## ТЕКСТ ДЛЯ ЧТЕНИЯ
....................

Олег Кашин: Если говорить о людях как символах то стоит вспомнить и другие символы этого межвоенного восьмилетия, в том числе и того, что называли крымской или русской весной. Напомню, что одним из ярчайших, символов Крыма была Наталья Поклонская, человек, который ныне абсолютно прочно забыт, выпал из публичного пространства, и несмотря на то, что у неё в 2014-м или в 2015-м году хватало поклонников, настоящих, которые и обыгрывали её анимешную внешность, и просто восхищались ею, в том числе, как человеком с каким-то героическим прокурорским бэкграундом ещё в старой Украине. Сегодня же нельзя сказать, что кто-то всерьёз вслух переживает эту потерю  – исчезла и исчезла, так бывает. 

Более гротескный пример – и для меня самого это стало сюрпризом – Алла Пугачёва. Сколько я себя помню, она была таким столпом, и вот её как бы отменили, она исчезла, она теперь критик режима, человек из Инстаграма, без пяти минут иноагент с мужем иноагентом. И где эти десятки миллионов поклонников Пугачёвой, которые в реальности существовали? Мы не видим этой вслух проговариваемой тоски по, наверное, главной иконе массовой культуры рубежа веков. 

Наверное, это какое-то интересное свойство нашего общества, может быть, та самая выученная беспомощность со времен сталинизма, когда исчезновение какого-то очередного вождя или героя влечёт за собой только замазывание его портретов в книгах и не более того.

Говоря о символах и о том, что может повлечь какой-то бунт, я сам продолжаю наблюдать за тем, как ведут себя люди, испытывающие разочарование в жизни, на фоне того, что их друзья и одноклассники погибают. Я наблюдаю людей, которые уже на этом этапе, когда всё про войну понятно, и они понимают, —желая свою негативную энергию куда-то канализировать, записываются добровольцами и в 40, и в 50 лет. В этом смысле сценарий, когда человек, который понимает, насколько вокруг всё чудовищно выходит, не на площадь с плакатом или самосожжением, а идёт в военкомат – такой вариант, каким бы унылым и трагическим он ни был, воспринимается как более реалистический.

«МО»: Вам не кажется, что все люди, которые хотели записаться добровольцами, уже успели сделать это за полтора года, и сейчас мотивация остается скорее денежной. Двести тысяч  рублей — это немалые деньги в регионах, и в Москве тоже.

....................

## ПРЕДСТАВЛЕННЫЕ ДАННЫЕ
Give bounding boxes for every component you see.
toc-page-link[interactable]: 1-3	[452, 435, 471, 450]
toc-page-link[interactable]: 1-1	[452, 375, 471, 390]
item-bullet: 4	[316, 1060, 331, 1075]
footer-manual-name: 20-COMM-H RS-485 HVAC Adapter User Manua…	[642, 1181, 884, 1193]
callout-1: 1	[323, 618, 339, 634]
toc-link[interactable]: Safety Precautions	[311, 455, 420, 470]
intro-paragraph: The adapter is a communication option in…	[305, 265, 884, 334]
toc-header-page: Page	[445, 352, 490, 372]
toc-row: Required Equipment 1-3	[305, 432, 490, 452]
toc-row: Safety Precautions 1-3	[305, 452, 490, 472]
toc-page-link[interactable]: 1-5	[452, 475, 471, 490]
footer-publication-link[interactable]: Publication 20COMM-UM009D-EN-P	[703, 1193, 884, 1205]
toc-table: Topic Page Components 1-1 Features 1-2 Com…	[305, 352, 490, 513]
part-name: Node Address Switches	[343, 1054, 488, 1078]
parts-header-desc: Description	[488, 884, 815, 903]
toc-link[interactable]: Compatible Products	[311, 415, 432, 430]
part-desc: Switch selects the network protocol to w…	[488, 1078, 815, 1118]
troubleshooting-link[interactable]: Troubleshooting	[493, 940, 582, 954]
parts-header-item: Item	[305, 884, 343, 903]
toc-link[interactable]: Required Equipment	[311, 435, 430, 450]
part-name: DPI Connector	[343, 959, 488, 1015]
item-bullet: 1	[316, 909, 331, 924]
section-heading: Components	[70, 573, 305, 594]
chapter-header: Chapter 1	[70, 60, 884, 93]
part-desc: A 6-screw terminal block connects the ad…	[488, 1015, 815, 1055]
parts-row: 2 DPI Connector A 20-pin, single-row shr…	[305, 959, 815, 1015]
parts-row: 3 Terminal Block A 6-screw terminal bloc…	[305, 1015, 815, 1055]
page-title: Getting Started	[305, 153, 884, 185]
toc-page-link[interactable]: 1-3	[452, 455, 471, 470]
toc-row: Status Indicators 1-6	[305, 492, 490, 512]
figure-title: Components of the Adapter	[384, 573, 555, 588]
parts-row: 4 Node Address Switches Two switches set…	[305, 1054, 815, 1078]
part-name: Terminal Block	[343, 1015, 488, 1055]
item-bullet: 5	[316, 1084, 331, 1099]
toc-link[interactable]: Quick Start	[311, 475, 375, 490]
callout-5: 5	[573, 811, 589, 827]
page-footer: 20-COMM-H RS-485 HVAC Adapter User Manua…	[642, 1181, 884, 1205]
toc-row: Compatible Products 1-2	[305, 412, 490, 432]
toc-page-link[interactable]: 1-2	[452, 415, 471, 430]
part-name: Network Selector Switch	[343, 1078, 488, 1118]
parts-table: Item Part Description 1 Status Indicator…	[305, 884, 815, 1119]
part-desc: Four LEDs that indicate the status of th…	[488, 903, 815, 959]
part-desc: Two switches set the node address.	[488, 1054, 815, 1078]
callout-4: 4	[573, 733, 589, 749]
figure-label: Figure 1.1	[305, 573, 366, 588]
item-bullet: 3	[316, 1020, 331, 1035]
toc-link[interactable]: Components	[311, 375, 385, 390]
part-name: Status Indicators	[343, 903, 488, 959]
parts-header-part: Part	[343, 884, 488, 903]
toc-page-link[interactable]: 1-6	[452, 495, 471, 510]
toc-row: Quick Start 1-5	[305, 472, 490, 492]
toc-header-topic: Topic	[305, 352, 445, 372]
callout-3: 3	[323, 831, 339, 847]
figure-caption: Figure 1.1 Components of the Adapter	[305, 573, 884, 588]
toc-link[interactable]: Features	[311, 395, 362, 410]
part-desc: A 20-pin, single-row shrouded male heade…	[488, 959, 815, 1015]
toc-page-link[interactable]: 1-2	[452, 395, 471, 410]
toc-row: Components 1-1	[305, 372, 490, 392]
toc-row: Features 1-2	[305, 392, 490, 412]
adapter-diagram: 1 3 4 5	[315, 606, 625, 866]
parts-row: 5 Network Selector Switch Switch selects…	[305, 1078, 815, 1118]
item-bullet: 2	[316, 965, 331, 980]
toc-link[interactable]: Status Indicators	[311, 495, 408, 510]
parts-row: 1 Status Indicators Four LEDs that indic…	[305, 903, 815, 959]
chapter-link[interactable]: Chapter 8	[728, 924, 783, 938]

....................

Продолжите интервью с Олегом Кашиным, начав сразу после последней приведённой в нём реплики. Записи для работы не понадобятся.

Олег Кашин: Я возражу вам насчёт того, что касается людей, которые уходят воевать уже сейчас, когда всё про войну понятно. Для меня самого это было сюрпризом – на социологию какую-то не претендую — но такие люди реально есть, и именно из той части общества, которая на старте даже, если они сидя на диване, болели за «наших мальчиков», они не думали о том, что пойдут воевать. Ожидание второй волны мобилизации, по факту, идущей непрерывно, висит дамокловым мечом висит над обществом. Вполне может быть, что и у людей могут сдавать нервы: «Зачем ждать, когда тебе придёт повестка, иди и запишись в военкомат сейчас».

Я бы не стал считать, что если общество в сравнении с февралем 2022 года гораздо лучше понимает тупиковость и бесперспективность войны, то это влияет на какой-то финальный жизненный выбор в пользу антивоенной или антивластной позиции.

«МО»: Вот эта нарастающая апатия, фрустрация, беспомощность, усталость от интенсивных эмоций, ненависти, – чем она может обернуться? 

Олег Кашин: Терминологию «рассерженные патриоты» ввели люди из круга Стрелкова, и велик соблазн воспринимать вот этот типаж человека, который хочет воевать, но хочет воевать эффективнее, чем Шойгу и Герасимов, —как какой-то массовой. Но ничего нет, что доказывало бы массовость этой социальной группы. Даже такой банальной пример — отсутствие людей возле здания суда, где продлевали меру пресечения Стрелкову: никто не вышел. Я попытался, по крайней мере ввести немножко другой термин, а именно «разочарованные патриоты», подразумевающий меньший активизм, меньшую активность, наверное, вообще меньше экзальтированность.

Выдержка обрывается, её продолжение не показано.